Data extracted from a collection

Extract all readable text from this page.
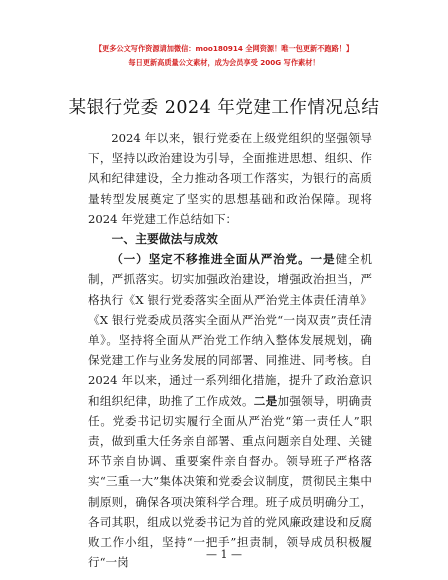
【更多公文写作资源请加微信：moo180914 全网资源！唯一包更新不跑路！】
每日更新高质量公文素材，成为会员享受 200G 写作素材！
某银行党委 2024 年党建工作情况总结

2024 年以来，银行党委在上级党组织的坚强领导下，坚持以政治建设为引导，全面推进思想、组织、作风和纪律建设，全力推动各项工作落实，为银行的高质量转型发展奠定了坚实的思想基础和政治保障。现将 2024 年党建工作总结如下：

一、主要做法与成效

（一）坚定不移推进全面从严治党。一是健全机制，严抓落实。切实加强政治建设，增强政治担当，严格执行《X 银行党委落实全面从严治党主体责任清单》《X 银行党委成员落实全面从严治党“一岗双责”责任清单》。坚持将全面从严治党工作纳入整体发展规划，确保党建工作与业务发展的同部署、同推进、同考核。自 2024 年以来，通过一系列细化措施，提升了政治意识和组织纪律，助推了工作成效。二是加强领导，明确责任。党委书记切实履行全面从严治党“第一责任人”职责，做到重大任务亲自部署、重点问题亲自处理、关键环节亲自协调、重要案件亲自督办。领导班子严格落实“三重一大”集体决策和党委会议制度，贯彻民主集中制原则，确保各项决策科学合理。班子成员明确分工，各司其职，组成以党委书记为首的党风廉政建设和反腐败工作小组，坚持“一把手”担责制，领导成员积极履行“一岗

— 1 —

==

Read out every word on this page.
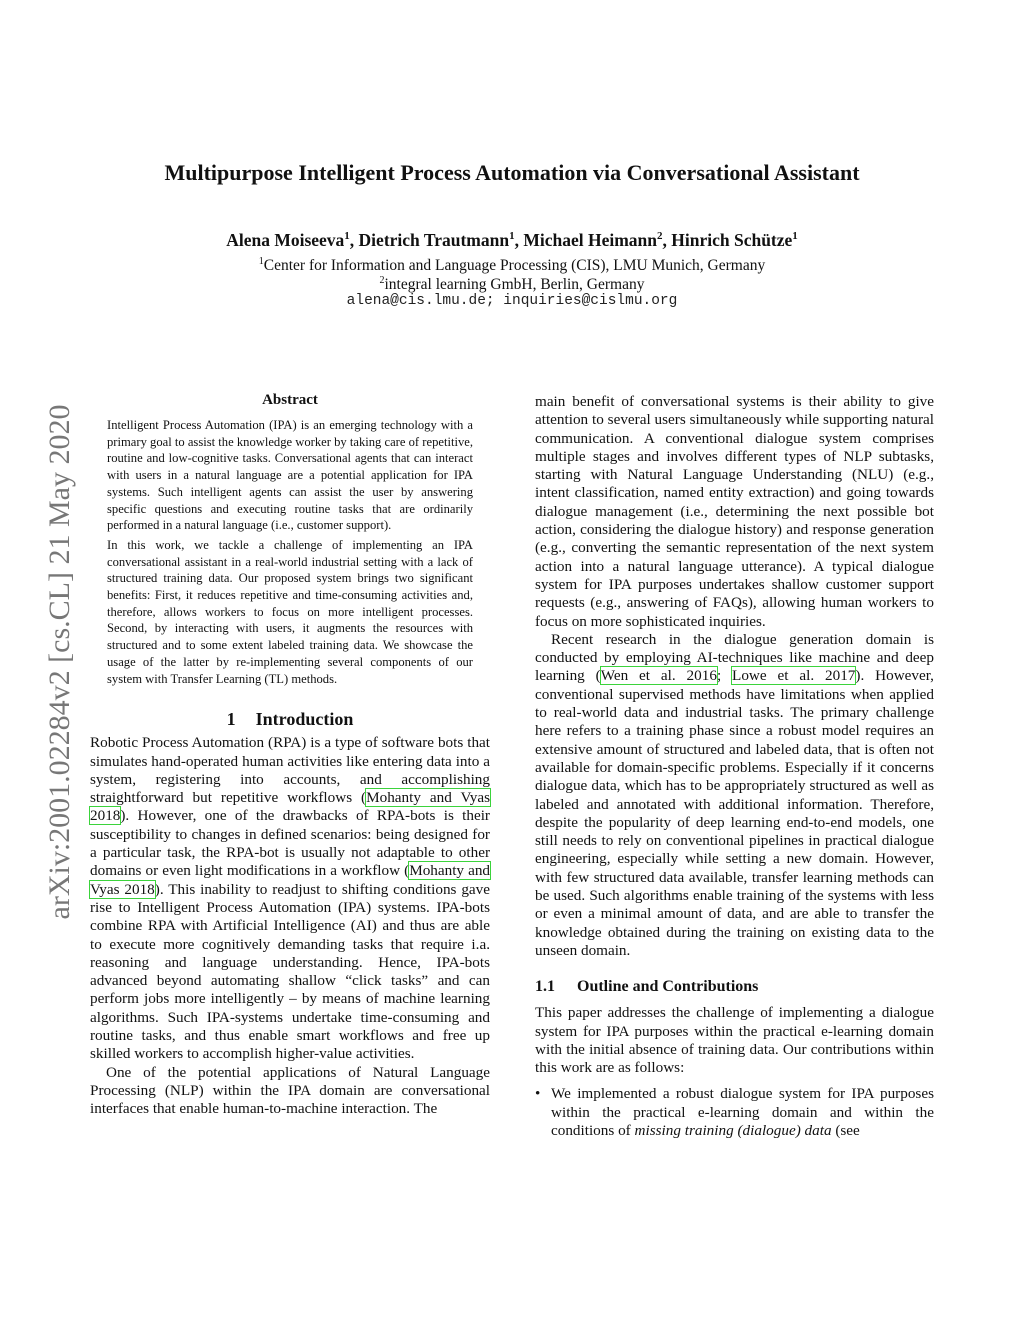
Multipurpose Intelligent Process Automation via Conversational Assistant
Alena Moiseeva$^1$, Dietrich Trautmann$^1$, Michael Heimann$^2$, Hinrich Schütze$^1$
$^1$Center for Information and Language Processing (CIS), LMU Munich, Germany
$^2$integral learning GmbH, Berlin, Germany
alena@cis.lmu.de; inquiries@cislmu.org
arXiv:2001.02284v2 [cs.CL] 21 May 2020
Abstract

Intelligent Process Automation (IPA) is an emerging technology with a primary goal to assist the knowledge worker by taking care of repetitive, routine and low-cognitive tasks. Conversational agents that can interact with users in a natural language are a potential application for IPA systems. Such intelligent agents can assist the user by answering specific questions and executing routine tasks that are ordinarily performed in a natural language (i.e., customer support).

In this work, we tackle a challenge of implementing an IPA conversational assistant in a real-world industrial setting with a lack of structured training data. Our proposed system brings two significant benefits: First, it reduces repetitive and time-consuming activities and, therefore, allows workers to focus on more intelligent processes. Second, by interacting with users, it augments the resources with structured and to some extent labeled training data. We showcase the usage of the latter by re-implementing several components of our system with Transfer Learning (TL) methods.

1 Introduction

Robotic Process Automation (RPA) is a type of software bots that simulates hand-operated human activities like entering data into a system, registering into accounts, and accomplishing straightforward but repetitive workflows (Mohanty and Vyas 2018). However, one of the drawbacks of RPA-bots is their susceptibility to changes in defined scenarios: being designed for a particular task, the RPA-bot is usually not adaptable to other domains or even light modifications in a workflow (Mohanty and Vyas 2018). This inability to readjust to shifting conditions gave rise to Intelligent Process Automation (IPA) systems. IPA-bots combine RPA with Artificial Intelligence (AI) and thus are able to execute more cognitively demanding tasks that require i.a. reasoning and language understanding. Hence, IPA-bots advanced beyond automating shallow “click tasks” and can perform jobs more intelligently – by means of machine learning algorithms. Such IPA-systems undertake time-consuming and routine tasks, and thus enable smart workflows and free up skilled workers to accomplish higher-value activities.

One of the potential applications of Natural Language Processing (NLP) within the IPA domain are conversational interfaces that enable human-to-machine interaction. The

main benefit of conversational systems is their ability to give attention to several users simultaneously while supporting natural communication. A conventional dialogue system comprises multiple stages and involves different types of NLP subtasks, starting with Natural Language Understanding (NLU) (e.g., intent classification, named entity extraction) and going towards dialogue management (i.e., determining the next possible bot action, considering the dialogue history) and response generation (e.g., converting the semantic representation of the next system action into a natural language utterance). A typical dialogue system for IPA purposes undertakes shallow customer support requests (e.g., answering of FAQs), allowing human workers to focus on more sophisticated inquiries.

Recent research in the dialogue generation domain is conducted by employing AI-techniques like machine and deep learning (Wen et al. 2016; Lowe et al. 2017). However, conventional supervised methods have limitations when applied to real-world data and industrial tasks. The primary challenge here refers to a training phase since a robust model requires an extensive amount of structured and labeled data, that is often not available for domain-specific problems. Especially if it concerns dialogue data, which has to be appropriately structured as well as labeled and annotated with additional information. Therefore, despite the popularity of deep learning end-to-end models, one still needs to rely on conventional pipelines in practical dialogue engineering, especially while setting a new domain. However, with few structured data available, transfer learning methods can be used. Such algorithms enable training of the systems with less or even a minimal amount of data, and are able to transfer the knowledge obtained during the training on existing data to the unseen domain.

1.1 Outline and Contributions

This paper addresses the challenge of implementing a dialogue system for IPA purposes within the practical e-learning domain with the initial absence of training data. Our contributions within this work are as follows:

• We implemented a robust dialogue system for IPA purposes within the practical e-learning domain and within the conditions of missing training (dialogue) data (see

» **Description of the task**:
A line counts if it holds the word "support". Work out how many lines in the listing count, and give only that number.

» **Task solution**:
2